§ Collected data
※ ※ ※
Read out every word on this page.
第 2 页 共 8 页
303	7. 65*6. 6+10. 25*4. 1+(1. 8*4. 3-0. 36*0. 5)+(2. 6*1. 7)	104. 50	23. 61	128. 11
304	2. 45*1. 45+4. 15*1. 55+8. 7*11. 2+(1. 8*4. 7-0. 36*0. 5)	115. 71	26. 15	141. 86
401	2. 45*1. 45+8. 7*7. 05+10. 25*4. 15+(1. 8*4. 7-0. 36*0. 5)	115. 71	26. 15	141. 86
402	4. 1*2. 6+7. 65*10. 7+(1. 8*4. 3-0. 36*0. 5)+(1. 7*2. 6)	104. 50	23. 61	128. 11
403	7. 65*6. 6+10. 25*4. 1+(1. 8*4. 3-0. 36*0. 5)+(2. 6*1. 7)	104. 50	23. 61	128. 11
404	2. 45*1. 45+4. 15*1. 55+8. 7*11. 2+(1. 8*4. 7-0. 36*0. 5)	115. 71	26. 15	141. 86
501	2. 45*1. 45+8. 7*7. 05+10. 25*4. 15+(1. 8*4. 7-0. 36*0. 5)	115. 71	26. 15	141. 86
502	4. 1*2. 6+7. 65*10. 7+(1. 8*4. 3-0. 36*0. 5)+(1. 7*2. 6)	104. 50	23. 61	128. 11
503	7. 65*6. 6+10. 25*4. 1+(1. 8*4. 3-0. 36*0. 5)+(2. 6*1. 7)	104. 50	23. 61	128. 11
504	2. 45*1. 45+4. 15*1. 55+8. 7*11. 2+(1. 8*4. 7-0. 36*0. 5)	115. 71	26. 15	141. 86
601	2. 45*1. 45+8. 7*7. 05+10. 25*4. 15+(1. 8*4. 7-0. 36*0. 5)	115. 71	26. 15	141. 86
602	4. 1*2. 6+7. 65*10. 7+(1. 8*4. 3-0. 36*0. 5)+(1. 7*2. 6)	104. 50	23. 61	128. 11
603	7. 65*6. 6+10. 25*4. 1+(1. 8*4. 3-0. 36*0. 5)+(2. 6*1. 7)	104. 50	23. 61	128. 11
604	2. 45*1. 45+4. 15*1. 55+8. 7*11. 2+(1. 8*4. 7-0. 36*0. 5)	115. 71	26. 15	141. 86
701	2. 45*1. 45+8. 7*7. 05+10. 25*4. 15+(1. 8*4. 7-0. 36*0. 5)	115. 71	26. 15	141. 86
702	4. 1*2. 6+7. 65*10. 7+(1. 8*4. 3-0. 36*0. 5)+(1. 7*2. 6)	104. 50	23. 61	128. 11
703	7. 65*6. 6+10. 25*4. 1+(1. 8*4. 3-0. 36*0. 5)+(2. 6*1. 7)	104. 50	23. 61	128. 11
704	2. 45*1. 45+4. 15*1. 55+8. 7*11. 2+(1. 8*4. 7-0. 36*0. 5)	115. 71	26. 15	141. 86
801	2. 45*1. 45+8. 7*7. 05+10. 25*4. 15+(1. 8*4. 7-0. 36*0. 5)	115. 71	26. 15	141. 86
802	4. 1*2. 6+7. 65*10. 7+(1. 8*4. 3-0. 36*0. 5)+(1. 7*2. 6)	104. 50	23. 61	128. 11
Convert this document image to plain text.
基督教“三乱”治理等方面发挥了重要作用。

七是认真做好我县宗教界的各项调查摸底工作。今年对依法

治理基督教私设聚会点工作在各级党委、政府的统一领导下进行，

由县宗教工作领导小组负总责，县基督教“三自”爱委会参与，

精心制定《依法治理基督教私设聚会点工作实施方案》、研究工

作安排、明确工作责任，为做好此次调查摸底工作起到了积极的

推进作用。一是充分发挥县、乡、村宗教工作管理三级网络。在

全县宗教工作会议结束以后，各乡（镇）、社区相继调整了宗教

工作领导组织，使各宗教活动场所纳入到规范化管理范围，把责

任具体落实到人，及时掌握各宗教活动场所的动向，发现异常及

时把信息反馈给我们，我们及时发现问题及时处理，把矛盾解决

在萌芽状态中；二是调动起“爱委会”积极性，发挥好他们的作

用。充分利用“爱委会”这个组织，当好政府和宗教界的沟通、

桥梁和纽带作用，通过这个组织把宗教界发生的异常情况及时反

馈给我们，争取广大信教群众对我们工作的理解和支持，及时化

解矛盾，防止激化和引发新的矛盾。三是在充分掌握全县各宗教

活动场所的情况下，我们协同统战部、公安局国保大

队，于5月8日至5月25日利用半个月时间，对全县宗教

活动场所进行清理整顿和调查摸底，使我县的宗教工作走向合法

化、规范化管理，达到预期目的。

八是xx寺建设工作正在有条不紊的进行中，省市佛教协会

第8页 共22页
※ ※ ※
§ EXERCISE
Copy the records above exactly.

§ RESULT FOR THIS TASK
Read out every word on this page.
第 2 页 共 8 页
303	7. 65*6. 6+10. 25*4. 1+(1. 8*4. 3-0. 36*0. 5)+(2. 6*1. 7)	104. 50	23. 61	128. 11
304	2. 45*1. 45+4. 15*1. 55+8. 7*11. 2+(1. 8*4. 7-0. 36*0. 5)	115. 71	26. 15	141. 86
401	2. 45*1. 45+8. 7*7. 05+10. 25*4. 15+(1. 8*4. 7-0. 36*0. 5)	115. 71	26. 15	141. 86
402	4. 1*2. 6+7. 65*10. 7+(1. 8*4. 3-0. 36*0. 5)+(1. 7*2. 6)	104. 50	23. 61	128. 11
403	7. 65*6. 6+10. 25*4. 1+(1. 8*4. 3-0. 36*0. 5)+(2. 6*1. 7)	104. 50	23. 61	128. 11
404	2. 45*1. 45+4. 15*1. 55+8. 7*11. 2+(1. 8*4. 7-0. 36*0. 5)	115. 71	26. 15	141. 86
501	2. 45*1. 45+8. 7*7. 05+10. 25*4. 15+(1. 8*4. 7-0. 36*0. 5)	115. 71	26. 15	141. 86
502	4. 1*2. 6+7. 65*10. 7+(1. 8*4. 3-0. 36*0. 5)+(1. 7*2. 6)	104. 50	23. 61	128. 11
503	7. 65*6. 6+10. 25*4. 1+(1. 8*4. 3-0. 36*0. 5)+(2. 6*1. 7)	104. 50	23. 61	128. 11
504	2. 45*1. 45+4. 15*1. 55+8. 7*11. 2+(1. 8*4. 7-0. 36*0. 5)	115. 71	26. 15	141. 86
601	2. 45*1. 45+8. 7*7. 05+10. 25*4. 15+(1. 8*4. 7-0. 36*0. 5)	115. 71	26. 15	141. 86
602	4. 1*2. 6+7. 65*10. 7+(1. 8*4. 3-0. 36*0. 5)+(1. 7*2. 6)	104. 50	23. 61	128. 11
603	7. 65*6. 6+10. 25*4. 1+(1. 8*4. 3-0. 36*0. 5)+(2. 6*1. 7)	104. 50	23. 61	128. 11
604	2. 45*1. 45+4. 15*1. 55+8. 7*11. 2+(1. 8*4. 7-0. 36*0. 5)	115. 71	26. 15	141. 86
701	2. 45*1. 45+8. 7*7. 05+10. 25*4. 15+(1. 8*4. 7-0. 36*0. 5)	115. 71	26. 15	141. 86
702	4. 1*2. 6+7. 65*10. 7+(1. 8*4. 3-0. 36*0. 5)+(1. 7*2. 6)	104. 50	23. 61	128. 11
703	7. 65*6. 6+10. 25*4. 1+(1. 8*4. 3-0. 36*0. 5)+(2. 6*1. 7)	104. 50	23. 61	128. 11
704	2. 45*1. 45+4. 15*1. 55+8. 7*11. 2+(1. 8*4. 7-0. 36*0. 5)	115. 71	26. 15	141. 86
801	2. 45*1. 45+8. 7*7. 05+10. 25*4. 15+(1. 8*4. 7-0. 36*0. 5)	115. 71	26. 15	141. 86
802	4. 1*2. 6+7. 65*10. 7+(1. 8*4. 3-0. 36*0. 5)+(1. 7*2. 6)	104. 50	23. 61	128. 11
Convert this document image to plain text.
基督教“三乱”治理等方面发挥了重要作用。

七是认真做好我县宗教界的各项调查摸底工作。今年对依法

治理基督教私设聚会点工作在各级党委、政府的统一领导下进行，

由县宗教工作领导小组负总责，县基督教“三自”爱委会参与，

精心制定《依法治理基督教私设聚会点工作实施方案》、研究工

作安排、明确工作责任，为做好此次调查摸底工作起到了积极的

推进作用。一是充分发挥县、乡、村宗教工作管理三级网络。在

全县宗教工作会议结束以后，各乡（镇）、社区相继调整了宗教

工作领导组织，使各宗教活动场所纳入到规范化管理范围，把责

任具体落实到人，及时掌握各宗教活动场所的动向，发现异常及

时把信息反馈给我们，我们及时发现问题及时处理，把矛盾解决

在萌芽状态中；二是调动起“爱委会”积极性，发挥好他们的作

用。充分利用“爱委会”这个组织，当好政府和宗教界的沟通、

桥梁和纽带作用，通过这个组织把宗教界发生的异常情况及时反

馈给我们，争取广大信教群众对我们工作的理解和支持，及时化

解矛盾，防止激化和引发新的矛盾。三是在充分掌握全县各宗教

活动场所的情况下，我们协同统战部、公安局国保大

队，于5月8日至5月25日利用半个月时间，对全县宗教

活动场所进行清理整顿和调查摸底，使我县的宗教工作走向合法

化、规范化管理，达到预期目的。

八是xx寺建设工作正在有条不紊的进行中，省市佛教协会

第8页 共22页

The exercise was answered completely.